* _Directions_
Search the listing for the string "What" and copy every line that contains it.
━━━
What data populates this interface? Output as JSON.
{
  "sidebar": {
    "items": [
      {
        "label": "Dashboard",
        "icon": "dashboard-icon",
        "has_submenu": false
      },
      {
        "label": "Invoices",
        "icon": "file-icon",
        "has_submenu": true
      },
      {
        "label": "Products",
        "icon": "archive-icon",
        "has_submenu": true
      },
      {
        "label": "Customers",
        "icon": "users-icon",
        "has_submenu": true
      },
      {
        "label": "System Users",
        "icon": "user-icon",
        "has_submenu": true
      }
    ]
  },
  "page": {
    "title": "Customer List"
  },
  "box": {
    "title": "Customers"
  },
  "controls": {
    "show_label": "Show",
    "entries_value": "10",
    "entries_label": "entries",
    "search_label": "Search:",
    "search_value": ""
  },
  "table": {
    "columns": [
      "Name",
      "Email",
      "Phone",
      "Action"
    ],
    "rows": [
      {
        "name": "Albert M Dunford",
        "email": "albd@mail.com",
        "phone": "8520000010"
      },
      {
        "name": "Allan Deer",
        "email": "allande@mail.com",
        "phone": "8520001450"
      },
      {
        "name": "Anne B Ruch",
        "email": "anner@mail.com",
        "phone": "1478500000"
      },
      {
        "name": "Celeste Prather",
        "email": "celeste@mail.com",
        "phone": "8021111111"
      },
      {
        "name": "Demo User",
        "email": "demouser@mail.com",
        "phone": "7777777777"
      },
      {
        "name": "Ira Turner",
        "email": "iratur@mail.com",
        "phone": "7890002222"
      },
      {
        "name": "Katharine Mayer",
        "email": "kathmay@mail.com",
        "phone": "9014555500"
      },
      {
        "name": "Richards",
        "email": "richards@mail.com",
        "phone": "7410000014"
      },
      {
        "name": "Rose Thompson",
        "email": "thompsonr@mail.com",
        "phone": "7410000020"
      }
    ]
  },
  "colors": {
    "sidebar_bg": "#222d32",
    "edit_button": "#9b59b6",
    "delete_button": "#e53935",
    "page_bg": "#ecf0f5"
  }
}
━━━
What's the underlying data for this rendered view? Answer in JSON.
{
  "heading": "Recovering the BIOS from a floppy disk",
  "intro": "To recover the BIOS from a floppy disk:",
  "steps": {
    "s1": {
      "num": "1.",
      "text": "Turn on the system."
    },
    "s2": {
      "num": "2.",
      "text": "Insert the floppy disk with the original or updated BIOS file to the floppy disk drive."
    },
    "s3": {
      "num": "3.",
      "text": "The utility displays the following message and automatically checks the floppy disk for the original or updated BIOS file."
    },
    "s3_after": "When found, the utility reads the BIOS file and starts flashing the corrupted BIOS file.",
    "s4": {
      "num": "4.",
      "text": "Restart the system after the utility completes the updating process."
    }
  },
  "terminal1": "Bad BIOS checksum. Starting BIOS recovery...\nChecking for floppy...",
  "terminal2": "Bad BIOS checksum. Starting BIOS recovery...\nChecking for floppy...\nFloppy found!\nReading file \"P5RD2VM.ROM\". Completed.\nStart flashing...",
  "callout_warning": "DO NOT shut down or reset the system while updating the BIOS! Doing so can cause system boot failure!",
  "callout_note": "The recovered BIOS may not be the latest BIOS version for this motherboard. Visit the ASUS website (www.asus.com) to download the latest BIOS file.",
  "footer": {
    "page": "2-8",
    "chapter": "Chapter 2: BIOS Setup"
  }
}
━━━
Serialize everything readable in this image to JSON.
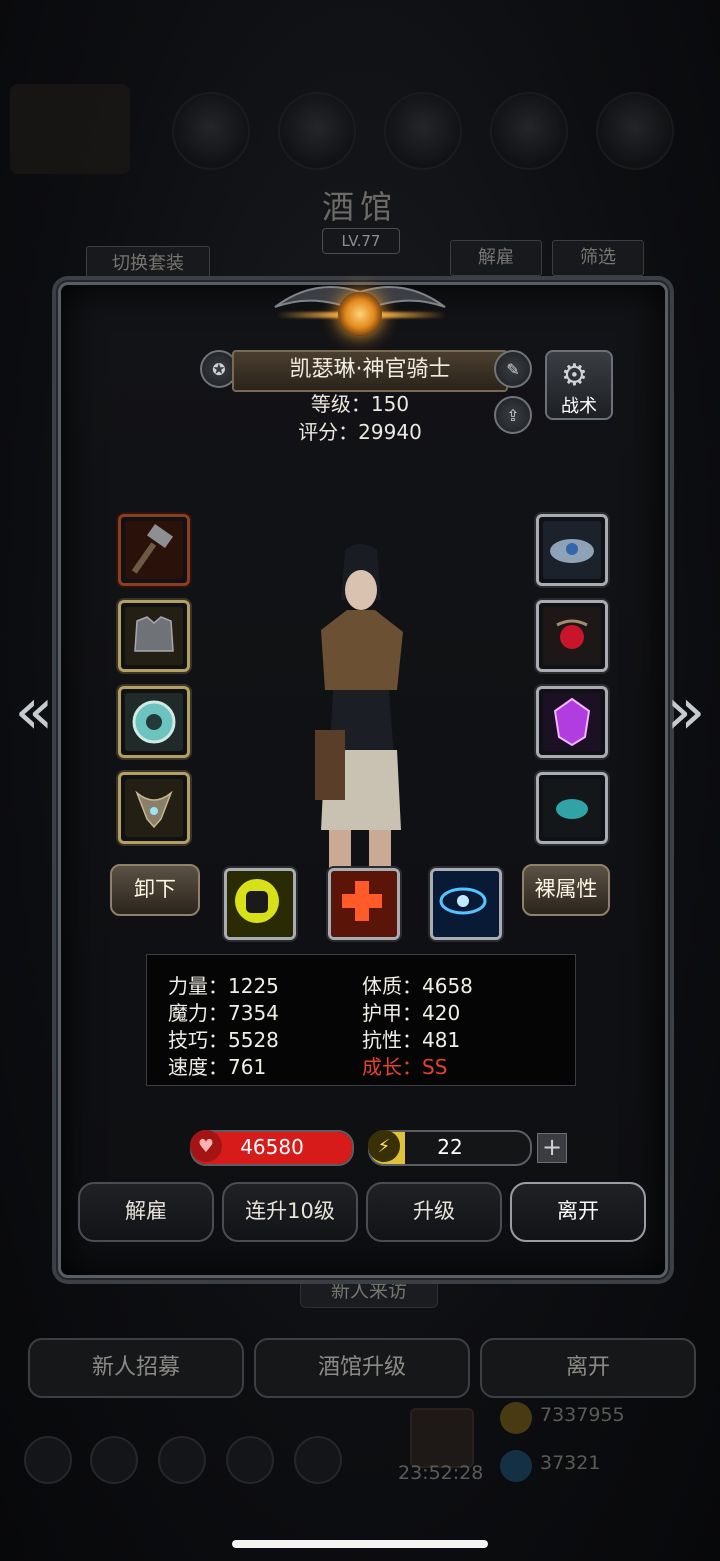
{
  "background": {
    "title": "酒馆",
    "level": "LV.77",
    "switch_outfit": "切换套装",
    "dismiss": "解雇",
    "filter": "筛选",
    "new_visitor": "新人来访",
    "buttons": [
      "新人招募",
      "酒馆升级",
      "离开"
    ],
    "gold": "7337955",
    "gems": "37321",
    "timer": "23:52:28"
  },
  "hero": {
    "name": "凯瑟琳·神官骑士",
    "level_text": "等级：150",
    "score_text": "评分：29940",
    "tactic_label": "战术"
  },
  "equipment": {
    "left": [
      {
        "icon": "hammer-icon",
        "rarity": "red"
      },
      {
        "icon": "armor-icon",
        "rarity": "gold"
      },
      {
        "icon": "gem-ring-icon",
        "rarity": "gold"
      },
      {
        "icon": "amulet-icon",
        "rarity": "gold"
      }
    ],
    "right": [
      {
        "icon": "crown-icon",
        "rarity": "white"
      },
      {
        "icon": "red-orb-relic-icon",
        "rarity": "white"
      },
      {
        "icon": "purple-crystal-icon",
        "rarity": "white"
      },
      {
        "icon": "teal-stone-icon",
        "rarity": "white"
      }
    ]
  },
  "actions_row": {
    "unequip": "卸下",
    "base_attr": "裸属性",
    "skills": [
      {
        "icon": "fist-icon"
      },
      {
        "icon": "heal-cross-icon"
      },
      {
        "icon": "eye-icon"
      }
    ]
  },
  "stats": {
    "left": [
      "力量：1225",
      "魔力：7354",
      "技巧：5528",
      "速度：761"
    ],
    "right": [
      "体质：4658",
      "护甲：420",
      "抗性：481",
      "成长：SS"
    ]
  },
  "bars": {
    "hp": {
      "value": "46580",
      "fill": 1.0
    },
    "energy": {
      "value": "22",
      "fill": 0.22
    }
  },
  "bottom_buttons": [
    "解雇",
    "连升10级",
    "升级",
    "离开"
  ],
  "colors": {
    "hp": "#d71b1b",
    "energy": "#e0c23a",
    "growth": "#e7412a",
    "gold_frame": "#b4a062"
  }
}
━━━
* _Right answer_
What data populates this interface? Output as JSON.
What's the underlying data for this rendered view? Answer in JSON.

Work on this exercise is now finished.